| TASK GOAL |
Identify the lines that include the word "https", then copy all of them.

--- Start SOURCE DATA ---

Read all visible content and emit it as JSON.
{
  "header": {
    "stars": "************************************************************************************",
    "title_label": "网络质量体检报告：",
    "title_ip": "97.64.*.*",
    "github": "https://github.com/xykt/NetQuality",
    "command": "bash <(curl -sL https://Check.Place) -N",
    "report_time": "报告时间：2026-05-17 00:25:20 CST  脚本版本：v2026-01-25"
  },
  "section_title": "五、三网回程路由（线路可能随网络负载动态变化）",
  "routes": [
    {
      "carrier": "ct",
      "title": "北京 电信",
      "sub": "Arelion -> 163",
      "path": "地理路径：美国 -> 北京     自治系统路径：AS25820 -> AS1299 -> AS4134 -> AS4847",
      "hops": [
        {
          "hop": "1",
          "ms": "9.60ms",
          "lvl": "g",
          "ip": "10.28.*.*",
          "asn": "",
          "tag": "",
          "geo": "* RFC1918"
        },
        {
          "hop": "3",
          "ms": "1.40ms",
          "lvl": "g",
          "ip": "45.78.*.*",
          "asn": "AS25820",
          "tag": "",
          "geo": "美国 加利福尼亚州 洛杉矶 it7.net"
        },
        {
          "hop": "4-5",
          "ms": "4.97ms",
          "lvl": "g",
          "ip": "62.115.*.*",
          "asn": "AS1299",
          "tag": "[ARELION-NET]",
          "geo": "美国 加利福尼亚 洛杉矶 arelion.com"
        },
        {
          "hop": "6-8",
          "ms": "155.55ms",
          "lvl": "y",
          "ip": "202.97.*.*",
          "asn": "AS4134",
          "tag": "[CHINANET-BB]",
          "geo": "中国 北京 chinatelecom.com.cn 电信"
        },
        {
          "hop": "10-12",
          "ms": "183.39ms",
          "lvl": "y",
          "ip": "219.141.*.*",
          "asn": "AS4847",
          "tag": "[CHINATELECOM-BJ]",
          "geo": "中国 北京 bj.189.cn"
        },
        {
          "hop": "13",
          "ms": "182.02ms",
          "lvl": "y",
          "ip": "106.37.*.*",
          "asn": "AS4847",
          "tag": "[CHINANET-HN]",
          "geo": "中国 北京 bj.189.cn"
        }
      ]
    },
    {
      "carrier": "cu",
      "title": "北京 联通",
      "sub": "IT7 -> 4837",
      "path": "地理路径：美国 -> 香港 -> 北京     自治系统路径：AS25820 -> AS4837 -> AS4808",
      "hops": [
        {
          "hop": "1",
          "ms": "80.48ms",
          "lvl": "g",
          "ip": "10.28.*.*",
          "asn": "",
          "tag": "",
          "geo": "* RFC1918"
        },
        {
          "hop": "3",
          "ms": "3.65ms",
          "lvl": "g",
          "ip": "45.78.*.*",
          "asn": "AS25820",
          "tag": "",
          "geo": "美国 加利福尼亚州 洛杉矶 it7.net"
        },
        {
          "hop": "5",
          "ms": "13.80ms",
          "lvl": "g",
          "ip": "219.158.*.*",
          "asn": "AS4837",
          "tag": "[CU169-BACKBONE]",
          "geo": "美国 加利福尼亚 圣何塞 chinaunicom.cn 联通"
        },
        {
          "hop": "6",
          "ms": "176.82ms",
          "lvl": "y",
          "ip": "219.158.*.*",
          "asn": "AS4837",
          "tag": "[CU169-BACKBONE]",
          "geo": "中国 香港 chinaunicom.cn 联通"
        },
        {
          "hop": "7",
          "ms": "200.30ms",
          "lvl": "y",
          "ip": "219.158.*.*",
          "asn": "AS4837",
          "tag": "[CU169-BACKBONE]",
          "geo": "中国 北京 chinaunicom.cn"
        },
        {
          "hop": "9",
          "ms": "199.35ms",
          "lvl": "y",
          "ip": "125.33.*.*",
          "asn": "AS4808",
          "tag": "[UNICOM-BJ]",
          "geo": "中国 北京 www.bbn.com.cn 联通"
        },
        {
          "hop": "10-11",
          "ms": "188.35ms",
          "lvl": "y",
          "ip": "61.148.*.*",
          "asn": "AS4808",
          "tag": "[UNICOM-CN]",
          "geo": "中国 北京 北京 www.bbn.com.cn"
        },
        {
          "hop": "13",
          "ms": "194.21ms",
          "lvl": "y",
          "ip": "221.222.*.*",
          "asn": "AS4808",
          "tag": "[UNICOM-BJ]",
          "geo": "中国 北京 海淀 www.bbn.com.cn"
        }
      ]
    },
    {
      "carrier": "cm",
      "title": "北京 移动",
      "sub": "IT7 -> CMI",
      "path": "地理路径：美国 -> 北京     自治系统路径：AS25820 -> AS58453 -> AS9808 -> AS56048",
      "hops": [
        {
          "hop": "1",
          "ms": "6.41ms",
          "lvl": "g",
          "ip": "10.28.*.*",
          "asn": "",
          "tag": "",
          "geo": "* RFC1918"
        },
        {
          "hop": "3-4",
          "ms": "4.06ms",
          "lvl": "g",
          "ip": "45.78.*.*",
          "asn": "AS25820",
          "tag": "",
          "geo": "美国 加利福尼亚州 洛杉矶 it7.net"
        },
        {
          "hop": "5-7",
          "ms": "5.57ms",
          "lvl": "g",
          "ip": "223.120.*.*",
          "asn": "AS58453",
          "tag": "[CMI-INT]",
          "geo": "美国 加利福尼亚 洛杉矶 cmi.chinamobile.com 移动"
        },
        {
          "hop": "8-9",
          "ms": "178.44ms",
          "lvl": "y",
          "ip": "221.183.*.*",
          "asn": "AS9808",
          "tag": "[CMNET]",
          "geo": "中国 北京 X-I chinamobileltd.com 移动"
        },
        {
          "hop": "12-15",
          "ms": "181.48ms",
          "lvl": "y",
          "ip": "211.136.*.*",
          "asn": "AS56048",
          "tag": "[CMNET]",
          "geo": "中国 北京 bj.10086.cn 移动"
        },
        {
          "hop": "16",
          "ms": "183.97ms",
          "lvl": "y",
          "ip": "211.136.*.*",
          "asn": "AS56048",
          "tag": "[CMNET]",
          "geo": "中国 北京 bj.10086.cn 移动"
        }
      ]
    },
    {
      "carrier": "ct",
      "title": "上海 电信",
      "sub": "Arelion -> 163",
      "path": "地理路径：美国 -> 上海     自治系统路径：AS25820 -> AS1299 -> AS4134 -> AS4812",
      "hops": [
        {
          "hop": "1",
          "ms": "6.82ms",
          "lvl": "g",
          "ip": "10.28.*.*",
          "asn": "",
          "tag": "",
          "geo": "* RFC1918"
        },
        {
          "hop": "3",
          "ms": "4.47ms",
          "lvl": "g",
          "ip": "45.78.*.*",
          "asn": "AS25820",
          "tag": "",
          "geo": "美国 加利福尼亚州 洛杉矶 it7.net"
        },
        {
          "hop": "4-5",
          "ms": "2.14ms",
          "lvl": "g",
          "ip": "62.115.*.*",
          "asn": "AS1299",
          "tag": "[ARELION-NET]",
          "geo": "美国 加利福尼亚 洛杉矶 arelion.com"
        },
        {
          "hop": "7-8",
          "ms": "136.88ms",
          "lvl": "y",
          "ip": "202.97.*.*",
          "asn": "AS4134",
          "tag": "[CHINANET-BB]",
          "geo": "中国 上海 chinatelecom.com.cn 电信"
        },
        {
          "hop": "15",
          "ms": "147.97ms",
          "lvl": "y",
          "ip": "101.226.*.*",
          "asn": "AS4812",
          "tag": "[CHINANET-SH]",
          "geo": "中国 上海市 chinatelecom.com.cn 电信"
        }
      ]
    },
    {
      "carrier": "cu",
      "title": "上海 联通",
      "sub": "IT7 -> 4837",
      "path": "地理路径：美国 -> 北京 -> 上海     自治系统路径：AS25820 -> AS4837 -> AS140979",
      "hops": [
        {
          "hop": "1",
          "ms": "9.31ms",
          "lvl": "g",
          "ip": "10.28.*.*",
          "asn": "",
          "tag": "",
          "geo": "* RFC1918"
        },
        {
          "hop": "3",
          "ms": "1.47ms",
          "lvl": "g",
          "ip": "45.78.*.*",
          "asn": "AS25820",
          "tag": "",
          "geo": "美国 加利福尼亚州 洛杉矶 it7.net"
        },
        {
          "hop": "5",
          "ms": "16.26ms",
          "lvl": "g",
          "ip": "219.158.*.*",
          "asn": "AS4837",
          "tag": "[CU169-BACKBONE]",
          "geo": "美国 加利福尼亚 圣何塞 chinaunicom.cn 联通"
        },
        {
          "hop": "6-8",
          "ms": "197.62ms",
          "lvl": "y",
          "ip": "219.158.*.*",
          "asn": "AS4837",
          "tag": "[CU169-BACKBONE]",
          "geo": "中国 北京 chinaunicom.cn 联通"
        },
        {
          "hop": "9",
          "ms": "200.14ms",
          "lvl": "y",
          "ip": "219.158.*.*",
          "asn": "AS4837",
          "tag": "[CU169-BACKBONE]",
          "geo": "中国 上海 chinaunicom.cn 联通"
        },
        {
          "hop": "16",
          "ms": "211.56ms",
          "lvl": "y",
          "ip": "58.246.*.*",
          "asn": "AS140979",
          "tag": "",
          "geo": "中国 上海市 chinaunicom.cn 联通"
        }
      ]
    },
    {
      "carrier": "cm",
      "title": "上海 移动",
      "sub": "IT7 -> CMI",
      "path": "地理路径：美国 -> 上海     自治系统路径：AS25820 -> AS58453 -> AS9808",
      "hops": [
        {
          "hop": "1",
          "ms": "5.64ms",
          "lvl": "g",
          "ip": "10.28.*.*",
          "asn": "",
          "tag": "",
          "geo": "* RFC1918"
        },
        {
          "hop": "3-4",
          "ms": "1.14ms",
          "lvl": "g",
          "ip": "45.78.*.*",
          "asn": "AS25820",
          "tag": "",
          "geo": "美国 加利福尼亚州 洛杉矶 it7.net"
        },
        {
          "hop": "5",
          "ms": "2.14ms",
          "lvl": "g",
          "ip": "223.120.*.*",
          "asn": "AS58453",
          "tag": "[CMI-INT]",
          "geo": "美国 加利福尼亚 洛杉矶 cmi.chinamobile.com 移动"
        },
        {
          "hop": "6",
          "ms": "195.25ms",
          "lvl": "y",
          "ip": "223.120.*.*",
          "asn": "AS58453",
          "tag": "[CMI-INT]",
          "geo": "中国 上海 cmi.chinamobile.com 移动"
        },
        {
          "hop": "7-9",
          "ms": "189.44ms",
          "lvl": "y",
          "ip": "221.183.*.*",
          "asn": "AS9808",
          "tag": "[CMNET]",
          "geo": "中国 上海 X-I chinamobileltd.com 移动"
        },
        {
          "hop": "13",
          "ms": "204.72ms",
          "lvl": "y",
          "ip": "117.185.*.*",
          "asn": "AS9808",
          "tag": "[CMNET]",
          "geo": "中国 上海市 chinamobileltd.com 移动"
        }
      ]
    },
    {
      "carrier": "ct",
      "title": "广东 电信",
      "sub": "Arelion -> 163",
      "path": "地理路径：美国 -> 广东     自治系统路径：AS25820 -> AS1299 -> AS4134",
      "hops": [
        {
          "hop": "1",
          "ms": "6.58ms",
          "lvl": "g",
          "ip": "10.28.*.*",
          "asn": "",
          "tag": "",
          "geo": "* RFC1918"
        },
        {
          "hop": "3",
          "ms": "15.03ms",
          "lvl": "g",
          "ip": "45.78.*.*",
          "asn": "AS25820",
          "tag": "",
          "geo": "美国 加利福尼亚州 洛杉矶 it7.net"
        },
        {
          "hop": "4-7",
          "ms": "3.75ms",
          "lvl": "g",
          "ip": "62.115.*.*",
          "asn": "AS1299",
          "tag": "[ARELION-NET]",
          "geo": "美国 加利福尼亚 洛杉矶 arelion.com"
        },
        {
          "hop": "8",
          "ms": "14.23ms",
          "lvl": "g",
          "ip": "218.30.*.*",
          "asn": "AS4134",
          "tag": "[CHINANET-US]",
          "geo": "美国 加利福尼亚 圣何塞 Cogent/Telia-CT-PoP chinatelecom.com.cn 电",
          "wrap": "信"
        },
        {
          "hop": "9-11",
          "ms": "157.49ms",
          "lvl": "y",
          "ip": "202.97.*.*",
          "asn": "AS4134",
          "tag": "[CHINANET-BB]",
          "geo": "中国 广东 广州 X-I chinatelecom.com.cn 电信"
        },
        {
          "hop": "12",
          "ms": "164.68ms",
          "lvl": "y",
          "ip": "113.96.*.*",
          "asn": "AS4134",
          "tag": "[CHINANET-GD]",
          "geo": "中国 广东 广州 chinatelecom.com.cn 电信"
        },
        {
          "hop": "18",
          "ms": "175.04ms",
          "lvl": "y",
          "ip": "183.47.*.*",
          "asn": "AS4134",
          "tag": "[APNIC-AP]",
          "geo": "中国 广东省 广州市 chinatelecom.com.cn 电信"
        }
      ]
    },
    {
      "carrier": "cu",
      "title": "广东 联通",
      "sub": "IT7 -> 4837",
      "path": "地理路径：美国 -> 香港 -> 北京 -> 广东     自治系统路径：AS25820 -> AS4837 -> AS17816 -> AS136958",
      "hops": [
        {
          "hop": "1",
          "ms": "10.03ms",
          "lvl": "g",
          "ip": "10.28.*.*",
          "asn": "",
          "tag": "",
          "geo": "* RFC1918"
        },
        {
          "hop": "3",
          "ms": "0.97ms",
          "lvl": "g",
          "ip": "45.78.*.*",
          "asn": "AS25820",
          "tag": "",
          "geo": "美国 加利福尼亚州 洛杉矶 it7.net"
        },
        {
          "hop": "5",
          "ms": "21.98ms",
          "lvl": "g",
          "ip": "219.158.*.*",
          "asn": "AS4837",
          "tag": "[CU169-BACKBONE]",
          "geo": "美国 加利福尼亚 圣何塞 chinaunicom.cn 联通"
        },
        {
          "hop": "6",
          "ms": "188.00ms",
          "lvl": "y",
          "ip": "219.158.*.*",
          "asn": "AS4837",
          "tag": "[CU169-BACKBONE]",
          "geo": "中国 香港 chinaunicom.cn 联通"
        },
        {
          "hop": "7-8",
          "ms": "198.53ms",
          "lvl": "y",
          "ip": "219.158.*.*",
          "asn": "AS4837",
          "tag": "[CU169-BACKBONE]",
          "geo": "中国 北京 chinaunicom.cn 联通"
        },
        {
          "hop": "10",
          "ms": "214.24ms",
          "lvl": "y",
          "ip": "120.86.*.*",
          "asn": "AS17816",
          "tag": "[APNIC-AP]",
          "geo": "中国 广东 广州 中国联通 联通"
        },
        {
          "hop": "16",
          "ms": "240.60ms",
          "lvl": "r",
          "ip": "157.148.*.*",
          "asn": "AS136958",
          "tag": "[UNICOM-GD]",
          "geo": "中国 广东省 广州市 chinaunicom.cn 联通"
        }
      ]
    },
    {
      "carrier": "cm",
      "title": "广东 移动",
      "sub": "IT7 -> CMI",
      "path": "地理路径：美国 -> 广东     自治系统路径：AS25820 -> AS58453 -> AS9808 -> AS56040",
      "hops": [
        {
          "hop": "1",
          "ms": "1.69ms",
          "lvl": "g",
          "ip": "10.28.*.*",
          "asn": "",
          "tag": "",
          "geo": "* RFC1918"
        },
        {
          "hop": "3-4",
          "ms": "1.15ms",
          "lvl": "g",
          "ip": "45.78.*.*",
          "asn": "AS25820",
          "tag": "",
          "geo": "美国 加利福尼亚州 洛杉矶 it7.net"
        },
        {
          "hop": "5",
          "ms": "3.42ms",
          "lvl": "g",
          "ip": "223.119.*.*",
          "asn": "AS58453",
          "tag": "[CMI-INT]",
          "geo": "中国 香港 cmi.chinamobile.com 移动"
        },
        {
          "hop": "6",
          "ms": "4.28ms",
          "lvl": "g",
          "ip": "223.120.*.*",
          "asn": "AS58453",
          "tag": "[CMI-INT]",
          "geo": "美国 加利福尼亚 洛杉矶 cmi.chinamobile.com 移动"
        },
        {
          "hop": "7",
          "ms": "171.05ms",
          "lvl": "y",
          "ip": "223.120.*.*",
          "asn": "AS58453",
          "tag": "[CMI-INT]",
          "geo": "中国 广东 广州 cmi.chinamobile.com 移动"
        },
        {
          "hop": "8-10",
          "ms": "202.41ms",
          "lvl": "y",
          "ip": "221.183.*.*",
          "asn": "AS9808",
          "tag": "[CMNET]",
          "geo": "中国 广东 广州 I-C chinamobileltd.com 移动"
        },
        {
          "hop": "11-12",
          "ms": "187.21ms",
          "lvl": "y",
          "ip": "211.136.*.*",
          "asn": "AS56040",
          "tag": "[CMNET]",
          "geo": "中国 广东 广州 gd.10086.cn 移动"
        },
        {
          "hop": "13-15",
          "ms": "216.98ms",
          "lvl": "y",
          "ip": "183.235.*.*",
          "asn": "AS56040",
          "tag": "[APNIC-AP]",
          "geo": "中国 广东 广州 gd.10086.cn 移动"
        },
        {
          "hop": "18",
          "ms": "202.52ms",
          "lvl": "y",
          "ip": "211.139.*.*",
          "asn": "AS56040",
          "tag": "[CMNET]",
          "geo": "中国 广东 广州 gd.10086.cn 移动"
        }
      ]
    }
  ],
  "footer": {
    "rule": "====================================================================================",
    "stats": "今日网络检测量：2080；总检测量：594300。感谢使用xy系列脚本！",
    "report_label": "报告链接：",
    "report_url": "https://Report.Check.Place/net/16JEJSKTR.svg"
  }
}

--- End SOURCE DATA ---

| WORKED SOLUTION |
    "github": "https://github.com/xykt/NetQuality",
    "command": "bash <(curl -sL https://Check.Place) -N",
    "report_url": "https://Report.Check.Place/net/16JEJSKTR.svg"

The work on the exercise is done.